* Data provided
*-*-*

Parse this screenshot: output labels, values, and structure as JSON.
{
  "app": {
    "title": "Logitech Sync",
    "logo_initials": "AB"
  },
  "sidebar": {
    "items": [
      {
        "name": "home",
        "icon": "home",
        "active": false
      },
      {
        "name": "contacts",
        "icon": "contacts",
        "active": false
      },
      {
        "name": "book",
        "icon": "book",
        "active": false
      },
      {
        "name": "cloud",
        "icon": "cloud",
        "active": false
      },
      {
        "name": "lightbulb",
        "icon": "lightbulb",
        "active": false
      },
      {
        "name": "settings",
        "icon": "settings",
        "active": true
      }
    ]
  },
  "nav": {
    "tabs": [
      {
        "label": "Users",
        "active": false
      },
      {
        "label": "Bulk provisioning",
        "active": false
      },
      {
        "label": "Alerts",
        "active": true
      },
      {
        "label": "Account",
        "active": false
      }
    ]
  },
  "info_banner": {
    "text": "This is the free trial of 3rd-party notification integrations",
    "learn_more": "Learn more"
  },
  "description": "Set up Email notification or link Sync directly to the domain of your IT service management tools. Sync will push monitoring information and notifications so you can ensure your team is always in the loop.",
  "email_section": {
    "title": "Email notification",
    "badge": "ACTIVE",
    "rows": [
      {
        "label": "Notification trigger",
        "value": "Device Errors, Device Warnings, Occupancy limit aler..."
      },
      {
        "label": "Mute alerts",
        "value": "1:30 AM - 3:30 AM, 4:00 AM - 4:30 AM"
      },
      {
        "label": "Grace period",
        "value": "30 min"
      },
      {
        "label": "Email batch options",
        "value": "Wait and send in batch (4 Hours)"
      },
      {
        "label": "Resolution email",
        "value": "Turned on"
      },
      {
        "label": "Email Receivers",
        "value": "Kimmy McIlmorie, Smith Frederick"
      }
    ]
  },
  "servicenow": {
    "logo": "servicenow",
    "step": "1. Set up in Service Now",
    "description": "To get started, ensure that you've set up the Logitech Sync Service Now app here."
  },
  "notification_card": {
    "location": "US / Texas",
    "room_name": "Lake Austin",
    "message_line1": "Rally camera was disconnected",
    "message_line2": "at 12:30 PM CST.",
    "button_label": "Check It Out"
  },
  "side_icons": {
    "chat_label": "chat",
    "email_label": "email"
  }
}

*-*-*

* Requirement
Write out the entries above word for word.

* Task solution
Parse this screenshot: output labels, values, and structure as JSON.
{
  "app": {
    "title": "Logitech Sync",
    "logo_initials": "AB"
  },
  "sidebar": {
    "items": [
      {
        "name": "home",
        "icon": "home",
        "active": false
      },
      {
        "name": "contacts",
        "icon": "contacts",
        "active": false
      },
      {
        "name": "book",
        "icon": "book",
        "active": false
      },
      {
        "name": "cloud",
        "icon": "cloud",
        "active": false
      },
      {
        "name": "lightbulb",
        "icon": "lightbulb",
        "active": false
      },
      {
        "name": "settings",
        "icon": "settings",
        "active": true
      }
    ]
  },
  "nav": {
    "tabs": [
      {
        "label": "Users",
        "active": false
      },
      {
        "label": "Bulk provisioning",
        "active": false
      },
      {
        "label": "Alerts",
        "active": true
      },
      {
        "label": "Account",
        "active": false
      }
    ]
  },
  "info_banner": {
    "text": "This is the free trial of 3rd-party notification integrations",
    "learn_more": "Learn more"
  },
  "description": "Set up Email notification or link Sync directly to the domain of your IT service management tools. Sync will push monitoring information and notifications so you can ensure your team is always in the loop.",
  "email_section": {
    "title": "Email notification",
    "badge": "ACTIVE",
    "rows": [
      {
        "label": "Notification trigger",
        "value": "Device Errors, Device Warnings, Occupancy limit aler..."
      },
      {
        "label": "Mute alerts",
        "value": "1:30 AM - 3:30 AM, 4:00 AM - 4:30 AM"
      },
      {
        "label": "Grace period",
        "value": "30 min"
      },
      {
        "label": "Email batch options",
        "value": "Wait and send in batch (4 Hours)"
      },
      {
        "label": "Resolution email",
        "value": "Turned on"
      },
      {
        "label": "Email Receivers",
        "value": "Kimmy McIlmorie, Smith Frederick"
      }
    ]
  },
  "servicenow": {
    "logo": "servicenow",
    "step": "1. Set up in Service Now",
    "description": "To get started, ensure that you've set up the Logitech Sync Service Now app here."
  },
  "notification_card": {
    "location": "US / Texas",
    "room_name": "Lake Austin",
    "message_line1": "Rally camera was disconnected",
    "message_line2": "at 12:30 PM CST.",
    "button_label": "Check It Out"
  },
  "side_icons": {
    "chat_label": "chat",
    "email_label": "email"
  }
}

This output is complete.